Stated task: Make an exact copy of all the data.

-- START OF Supplied data --

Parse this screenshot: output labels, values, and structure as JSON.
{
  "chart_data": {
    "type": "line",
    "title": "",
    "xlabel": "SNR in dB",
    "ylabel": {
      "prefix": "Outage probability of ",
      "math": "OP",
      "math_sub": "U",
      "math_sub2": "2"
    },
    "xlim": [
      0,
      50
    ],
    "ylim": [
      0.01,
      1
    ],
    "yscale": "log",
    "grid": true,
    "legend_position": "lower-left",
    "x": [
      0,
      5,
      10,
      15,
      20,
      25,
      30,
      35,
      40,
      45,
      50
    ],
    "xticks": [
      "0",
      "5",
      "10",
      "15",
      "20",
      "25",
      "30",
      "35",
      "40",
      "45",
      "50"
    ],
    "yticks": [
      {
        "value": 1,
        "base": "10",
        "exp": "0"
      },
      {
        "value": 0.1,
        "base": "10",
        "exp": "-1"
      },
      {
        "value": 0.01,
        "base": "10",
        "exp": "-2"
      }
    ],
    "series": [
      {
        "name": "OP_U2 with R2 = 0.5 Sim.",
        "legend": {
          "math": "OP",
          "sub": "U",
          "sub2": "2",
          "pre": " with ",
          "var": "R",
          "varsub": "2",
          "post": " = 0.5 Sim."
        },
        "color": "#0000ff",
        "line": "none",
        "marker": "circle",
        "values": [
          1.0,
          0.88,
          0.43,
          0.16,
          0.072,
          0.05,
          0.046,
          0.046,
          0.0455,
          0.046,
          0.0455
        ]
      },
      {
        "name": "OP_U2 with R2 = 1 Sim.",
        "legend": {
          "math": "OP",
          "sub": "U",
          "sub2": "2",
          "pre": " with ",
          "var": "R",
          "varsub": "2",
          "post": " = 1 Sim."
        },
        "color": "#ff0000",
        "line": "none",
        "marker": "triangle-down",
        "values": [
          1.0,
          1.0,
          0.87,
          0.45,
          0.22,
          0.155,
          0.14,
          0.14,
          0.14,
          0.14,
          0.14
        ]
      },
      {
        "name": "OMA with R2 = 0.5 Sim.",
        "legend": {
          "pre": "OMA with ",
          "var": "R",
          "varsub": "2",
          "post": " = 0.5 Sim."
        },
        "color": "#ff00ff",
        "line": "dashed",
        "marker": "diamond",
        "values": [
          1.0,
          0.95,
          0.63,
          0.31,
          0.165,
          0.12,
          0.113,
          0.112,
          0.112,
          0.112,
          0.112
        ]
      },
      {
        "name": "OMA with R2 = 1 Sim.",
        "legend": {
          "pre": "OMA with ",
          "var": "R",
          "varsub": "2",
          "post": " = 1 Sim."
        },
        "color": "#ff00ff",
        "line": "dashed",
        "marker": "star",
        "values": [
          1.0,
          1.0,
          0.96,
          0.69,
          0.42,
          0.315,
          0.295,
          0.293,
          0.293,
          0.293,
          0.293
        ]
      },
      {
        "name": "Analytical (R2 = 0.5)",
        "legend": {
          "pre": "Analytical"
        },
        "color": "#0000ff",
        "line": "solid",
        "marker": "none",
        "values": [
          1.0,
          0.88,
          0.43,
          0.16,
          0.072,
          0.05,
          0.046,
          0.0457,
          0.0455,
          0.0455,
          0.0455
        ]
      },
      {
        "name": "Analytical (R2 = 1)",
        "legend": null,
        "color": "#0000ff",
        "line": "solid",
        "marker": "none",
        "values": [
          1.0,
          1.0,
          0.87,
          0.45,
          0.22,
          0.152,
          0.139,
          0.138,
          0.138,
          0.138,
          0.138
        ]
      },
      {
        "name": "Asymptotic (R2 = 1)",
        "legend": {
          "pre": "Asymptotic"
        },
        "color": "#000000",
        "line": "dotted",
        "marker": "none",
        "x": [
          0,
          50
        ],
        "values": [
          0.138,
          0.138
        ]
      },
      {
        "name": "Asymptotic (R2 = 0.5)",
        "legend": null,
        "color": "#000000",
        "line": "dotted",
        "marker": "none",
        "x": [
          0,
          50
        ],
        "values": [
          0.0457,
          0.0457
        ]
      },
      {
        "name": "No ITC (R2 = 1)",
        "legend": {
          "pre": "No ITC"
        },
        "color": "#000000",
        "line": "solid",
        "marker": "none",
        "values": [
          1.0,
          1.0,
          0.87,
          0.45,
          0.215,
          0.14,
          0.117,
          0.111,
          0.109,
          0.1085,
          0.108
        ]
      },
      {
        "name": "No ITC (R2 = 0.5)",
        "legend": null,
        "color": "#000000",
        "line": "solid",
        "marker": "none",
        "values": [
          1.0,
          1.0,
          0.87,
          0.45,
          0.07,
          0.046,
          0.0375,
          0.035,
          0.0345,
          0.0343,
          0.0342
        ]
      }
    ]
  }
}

-- END OF Supplied data --

Exercise solution:
Parse this screenshot: output labels, values, and structure as JSON.
{
  "chart_data": {
    "type": "line",
    "title": "",
    "xlabel": "SNR in dB",
    "ylabel": {
      "prefix": "Outage probability of ",
      "math": "OP",
      "math_sub": "U",
      "math_sub2": "2"
    },
    "xlim": [
      0,
      50
    ],
    "ylim": [
      0.01,
      1
    ],
    "yscale": "log",
    "grid": true,
    "legend_position": "lower-left",
    "x": [
      0,
      5,
      10,
      15,
      20,
      25,
      30,
      35,
      40,
      45,
      50
    ],
    "xticks": [
      "0",
      "5",
      "10",
      "15",
      "20",
      "25",
      "30",
      "35",
      "40",
      "45",
      "50"
    ],
    "yticks": [
      {
        "value": 1,
        "base": "10",
        "exp": "0"
      },
      {
        "value": 0.1,
        "base": "10",
        "exp": "-1"
      },
      {
        "value": 0.01,
        "base": "10",
        "exp": "-2"
      }
    ],
    "series": [
      {
        "name": "OP_U2 with R2 = 0.5 Sim.",
        "legend": {
          "math": "OP",
          "sub": "U",
          "sub2": "2",
          "pre": " with ",
          "var": "R",
          "varsub": "2",
          "post": " = 0.5 Sim."
        },
        "color": "#0000ff",
        "line": "none",
        "marker": "circle",
        "values": [
          1.0,
          0.88,
          0.43,
          0.16,
          0.072,
          0.05,
          0.046,
          0.046,
          0.0455,
          0.046,
          0.0455
        ]
      },
      {
        "name": "OP_U2 with R2 = 1 Sim.",
        "legend": {
          "math": "OP",
          "sub": "U",
          "sub2": "2",
          "pre": " with ",
          "var": "R",
          "varsub": "2",
          "post": " = 1 Sim."
        },
        "color": "#ff0000",
        "line": "none",
        "marker": "triangle-down",
        "values": [
          1.0,
          1.0,
          0.87,
          0.45,
          0.22,
          0.155,
          0.14,
          0.14,
          0.14,
          0.14,
          0.14
        ]
      },
      {
        "name": "OMA with R2 = 0.5 Sim.",
        "legend": {
          "pre": "OMA with ",
          "var": "R",
          "varsub": "2",
          "post": " = 0.5 Sim."
        },
        "color": "#ff00ff",
        "line": "dashed",
        "marker": "diamond",
        "values": [
          1.0,
          0.95,
          0.63,
          0.31,
          0.165,
          0.12,
          0.113,
          0.112,
          0.112,
          0.112,
          0.112
        ]
      },
      {
        "name": "OMA with R2 = 1 Sim.",
        "legend": {
          "pre": "OMA with ",
          "var": "R",
          "varsub": "2",
          "post": " = 1 Sim."
        },
        "color": "#ff00ff",
        "line": "dashed",
        "marker": "star",
        "values": [
          1.0,
          1.0,
          0.96,
          0.69,
          0.42,
          0.315,
          0.295,
          0.293,
          0.293,
          0.293,
          0.293
        ]
      },
      {
        "name": "Analytical (R2 = 0.5)",
        "legend": {
          "pre": "Analytical"
        },
        "color": "#0000ff",
        "line": "solid",
        "marker": "none",
        "values": [
          1.0,
          0.88,
          0.43,
          0.16,
          0.072,
          0.05,
          0.046,
          0.0457,
          0.0455,
          0.0455,
          0.0455
        ]
      },
      {
        "name": "Analytical (R2 = 1)",
        "legend": null,
        "color": "#0000ff",
        "line": "solid",
        "marker": "none",
        "values": [
          1.0,
          1.0,
          0.87,
          0.45,
          0.22,
          0.152,
          0.139,
          0.138,
          0.138,
          0.138,
          0.138
        ]
      },
      {
        "name": "Asymptotic (R2 = 1)",
        "legend": {
          "pre": "Asymptotic"
        },
        "color": "#000000",
        "line": "dotted",
        "marker": "none",
        "x": [
          0,
          50
        ],
        "values": [
          0.138,
          0.138
        ]
      },
      {
        "name": "Asymptotic (R2 = 0.5)",
        "legend": null,
        "color": "#000000",
        "line": "dotted",
        "marker": "none",
        "x": [
          0,
          50
        ],
        "values": [
          0.0457,
          0.0457
        ]
      },
      {
        "name": "No ITC (R2 = 1)",
        "legend": {
          "pre": "No ITC"
        },
        "color": "#000000",
        "line": "solid",
        "marker": "none",
        "values": [
          1.0,
          1.0,
          0.87,
          0.45,
          0.215,
          0.14,
          0.117,
          0.111,
          0.109,
          0.1085,
          0.108
        ]
      },
      {
        "name": "No ITC (R2 = 0.5)",
        "legend": null,
        "color": "#000000",
        "line": "solid",
        "marker": "none",
        "values": [
          1.0,
          1.0,
          0.87,
          0.45,
          0.07,
          0.046,
          0.0375,
          0.035,
          0.0345,
          0.0343,
          0.0342
        ]
      }
    ]
  }
}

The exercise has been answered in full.